(Records about charts and figures)
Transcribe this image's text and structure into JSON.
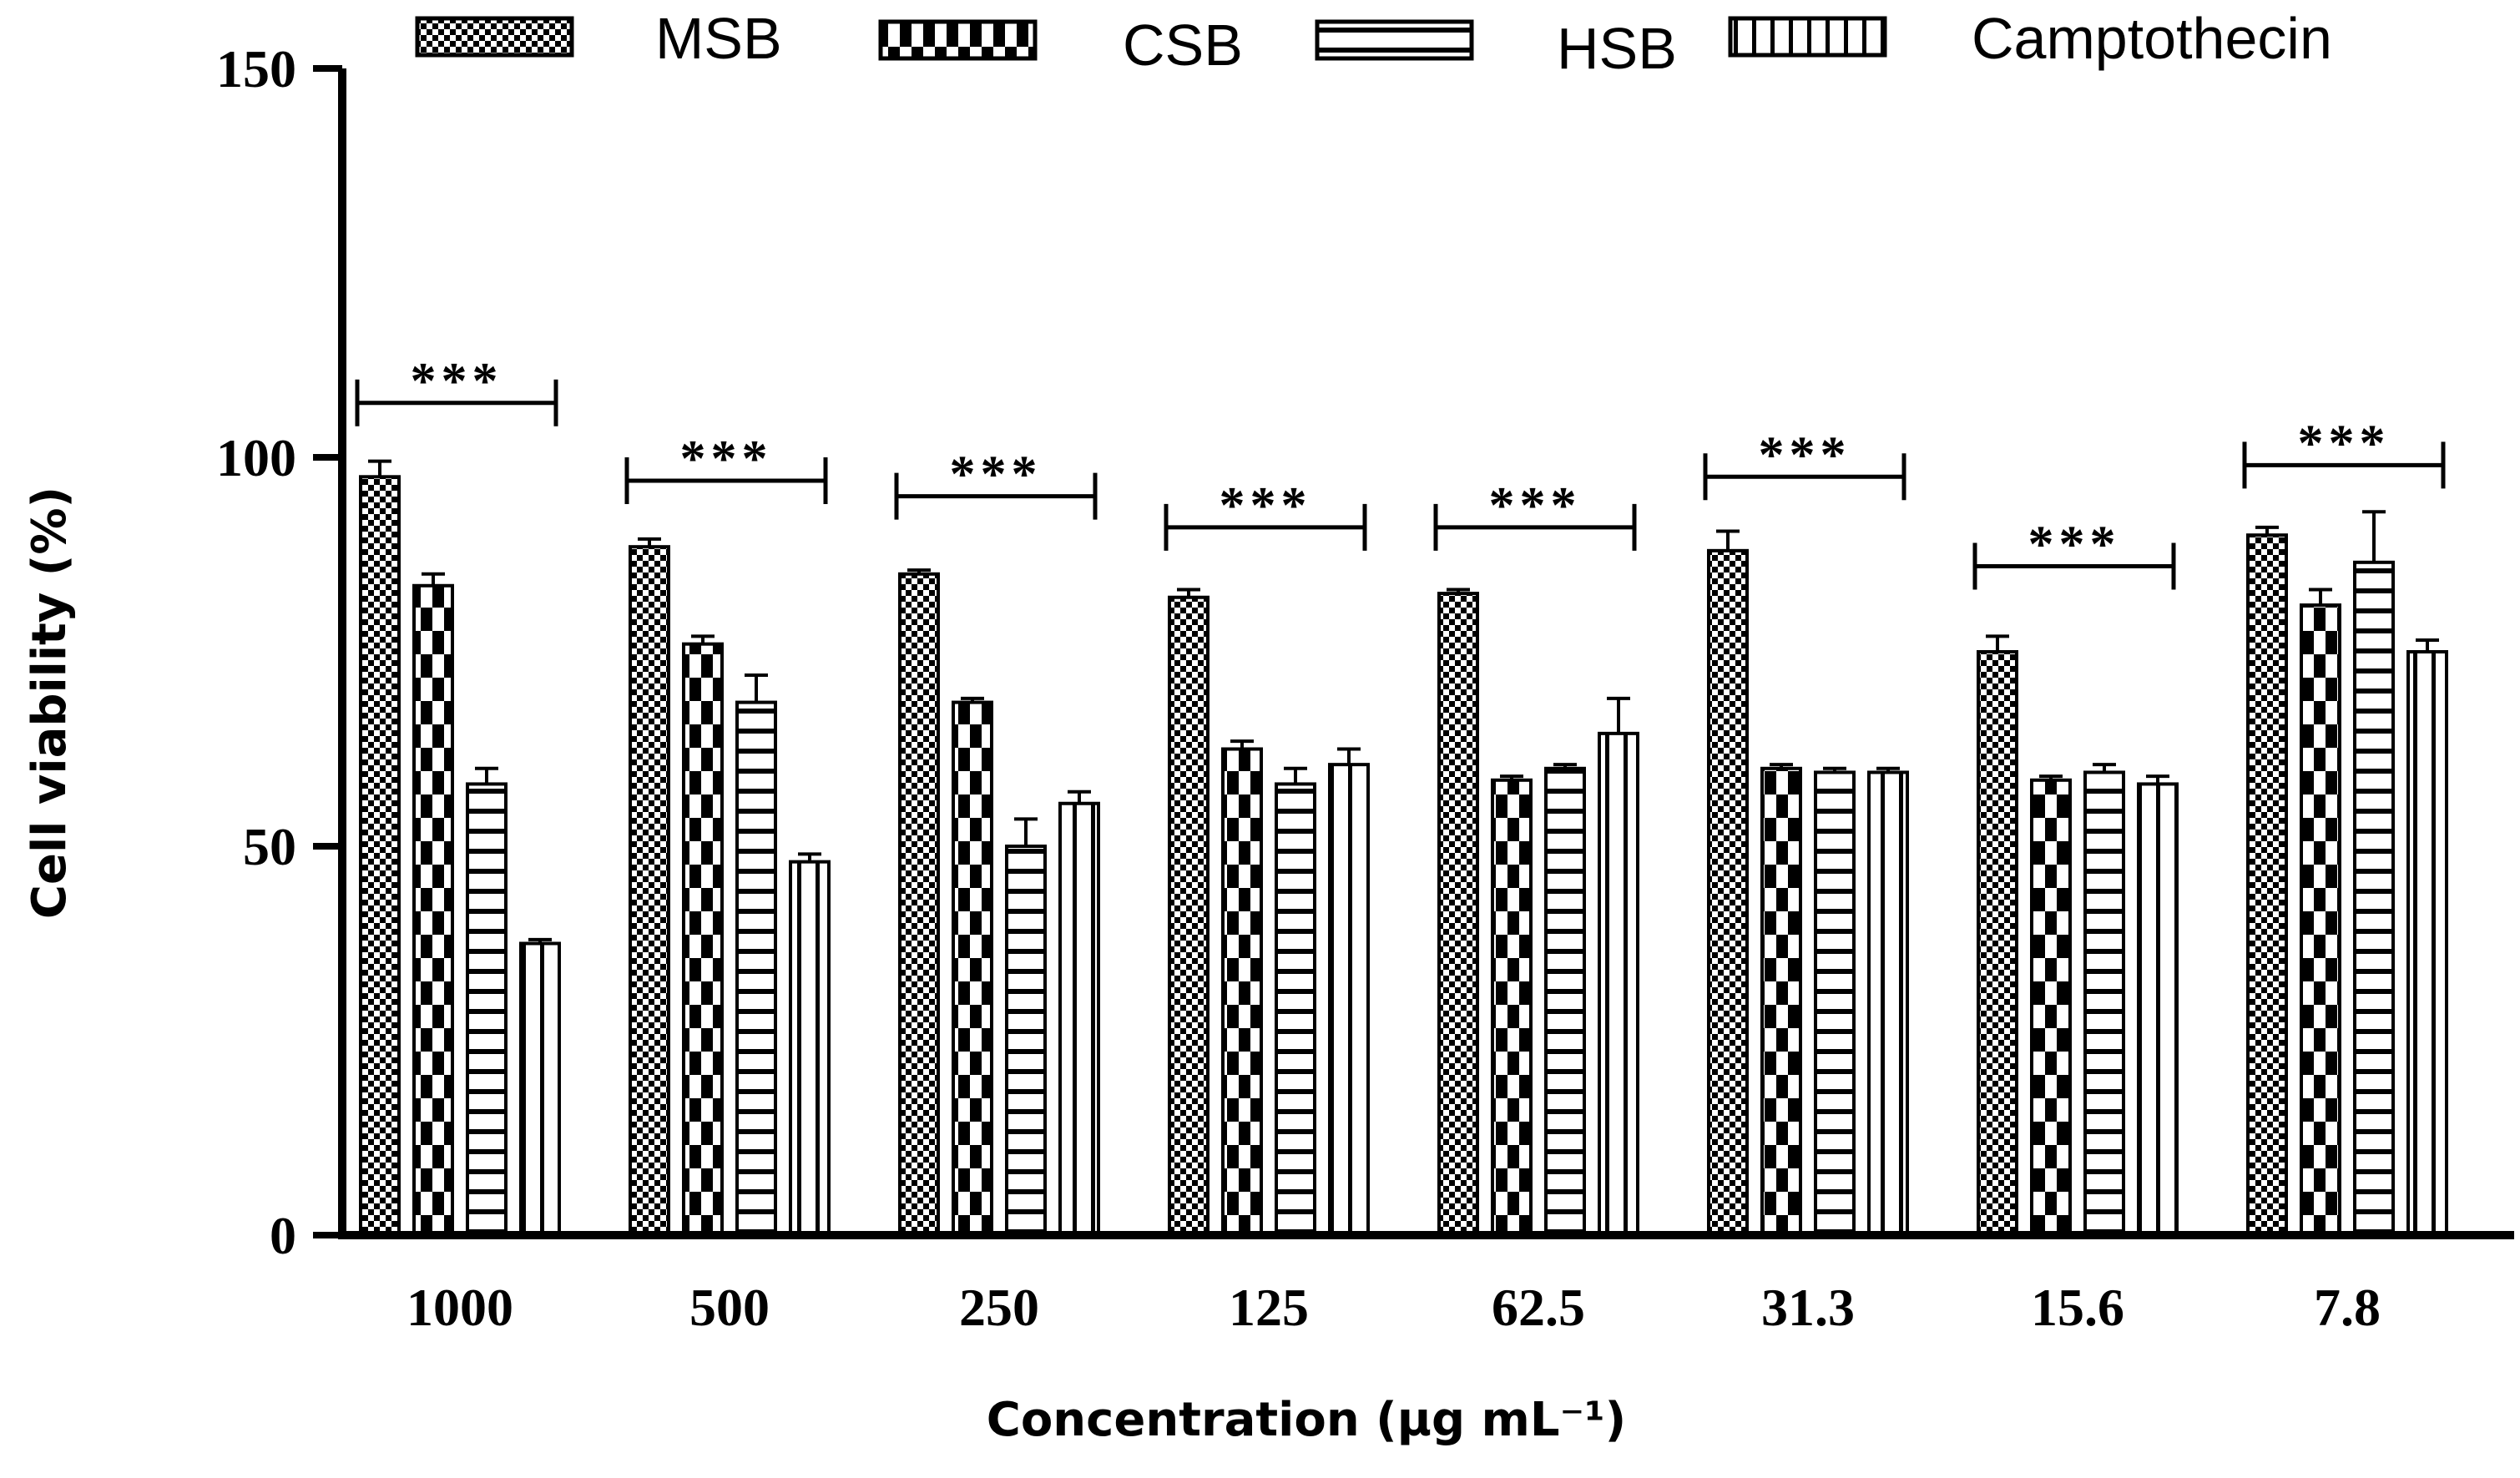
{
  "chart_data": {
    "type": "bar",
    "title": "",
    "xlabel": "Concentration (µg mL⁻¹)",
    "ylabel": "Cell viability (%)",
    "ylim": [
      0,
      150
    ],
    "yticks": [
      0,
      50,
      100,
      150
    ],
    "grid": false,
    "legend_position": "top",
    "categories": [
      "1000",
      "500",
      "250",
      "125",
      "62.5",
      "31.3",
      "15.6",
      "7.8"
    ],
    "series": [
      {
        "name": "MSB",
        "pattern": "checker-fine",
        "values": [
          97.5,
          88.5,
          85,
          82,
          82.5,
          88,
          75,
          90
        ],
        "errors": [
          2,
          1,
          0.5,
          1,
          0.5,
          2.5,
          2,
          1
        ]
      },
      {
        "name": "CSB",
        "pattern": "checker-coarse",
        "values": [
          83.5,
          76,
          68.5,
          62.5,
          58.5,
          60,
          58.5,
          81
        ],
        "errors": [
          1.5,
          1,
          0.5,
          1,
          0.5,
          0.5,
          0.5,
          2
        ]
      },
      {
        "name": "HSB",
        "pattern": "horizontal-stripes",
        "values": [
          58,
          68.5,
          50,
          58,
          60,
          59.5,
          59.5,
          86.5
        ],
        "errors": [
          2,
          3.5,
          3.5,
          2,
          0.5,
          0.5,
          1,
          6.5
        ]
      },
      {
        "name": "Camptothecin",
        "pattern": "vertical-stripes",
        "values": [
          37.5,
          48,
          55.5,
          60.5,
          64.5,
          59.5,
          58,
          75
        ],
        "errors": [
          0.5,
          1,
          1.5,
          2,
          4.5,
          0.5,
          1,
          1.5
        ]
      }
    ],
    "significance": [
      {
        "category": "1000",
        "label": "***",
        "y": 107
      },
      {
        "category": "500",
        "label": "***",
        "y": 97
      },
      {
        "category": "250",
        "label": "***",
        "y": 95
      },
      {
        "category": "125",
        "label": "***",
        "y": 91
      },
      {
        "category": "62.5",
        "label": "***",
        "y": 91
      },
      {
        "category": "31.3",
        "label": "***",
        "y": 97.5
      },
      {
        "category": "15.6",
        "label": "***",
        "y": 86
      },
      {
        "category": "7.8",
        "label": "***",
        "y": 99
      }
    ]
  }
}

TO DO:
Return all of the entries word for word, but omit the pictures.

EXERCISE ANSWER:
Transcribe this image's text and structure into JSON.
{
  "chart_data": {
    "type": "bar",
    "title": "",
    "xlabel": "Concentration (µg mL⁻¹)",
    "ylabel": "Cell viability (%)",
    "ylim": [
      0,
      150
    ],
    "yticks": [
      0,
      50,
      100,
      150
    ],
    "grid": false,
    "legend_position": "top",
    "categories": [
      "1000",
      "500",
      "250",
      "125",
      "62.5",
      "31.3",
      "15.6",
      "7.8"
    ],
    "series": [
      {
        "name": "MSB",
        "pattern": "checker-fine",
        "values": [
          97.5,
          88.5,
          85,
          82,
          82.5,
          88,
          75,
          90
        ],
        "errors": [
          2,
          1,
          0.5,
          1,
          0.5,
          2.5,
          2,
          1
        ]
      },
      {
        "name": "CSB",
        "pattern": "checker-coarse",
        "values": [
          83.5,
          76,
          68.5,
          62.5,
          58.5,
          60,
          58.5,
          81
        ],
        "errors": [
          1.5,
          1,
          0.5,
          1,
          0.5,
          0.5,
          0.5,
          2
        ]
      },
      {
        "name": "HSB",
        "pattern": "horizontal-stripes",
        "values": [
          58,
          68.5,
          50,
          58,
          60,
          59.5,
          59.5,
          86.5
        ],
        "errors": [
          2,
          3.5,
          3.5,
          2,
          0.5,
          0.5,
          1,
          6.5
        ]
      },
      {
        "name": "Camptothecin",
        "pattern": "vertical-stripes",
        "values": [
          37.5,
          48,
          55.5,
          60.5,
          64.5,
          59.5,
          58,
          75
        ],
        "errors": [
          0.5,
          1,
          1.5,
          2,
          4.5,
          0.5,
          1,
          1.5
        ]
      }
    ],
    "significance": [
      {
        "category": "1000",
        "label": "***",
        "y": 107
      },
      {
        "category": "500",
        "label": "***",
        "y": 97
      },
      {
        "category": "250",
        "label": "***",
        "y": 95
      },
      {
        "category": "125",
        "label": "***",
        "y": 91
      },
      {
        "category": "62.5",
        "label": "***",
        "y": 91
      },
      {
        "category": "31.3",
        "label": "***",
        "y": 97.5
      },
      {
        "category": "15.6",
        "label": "***",
        "y": 86
      },
      {
        "category": "7.8",
        "label": "***",
        "y": 99
      }
    ]
  }
}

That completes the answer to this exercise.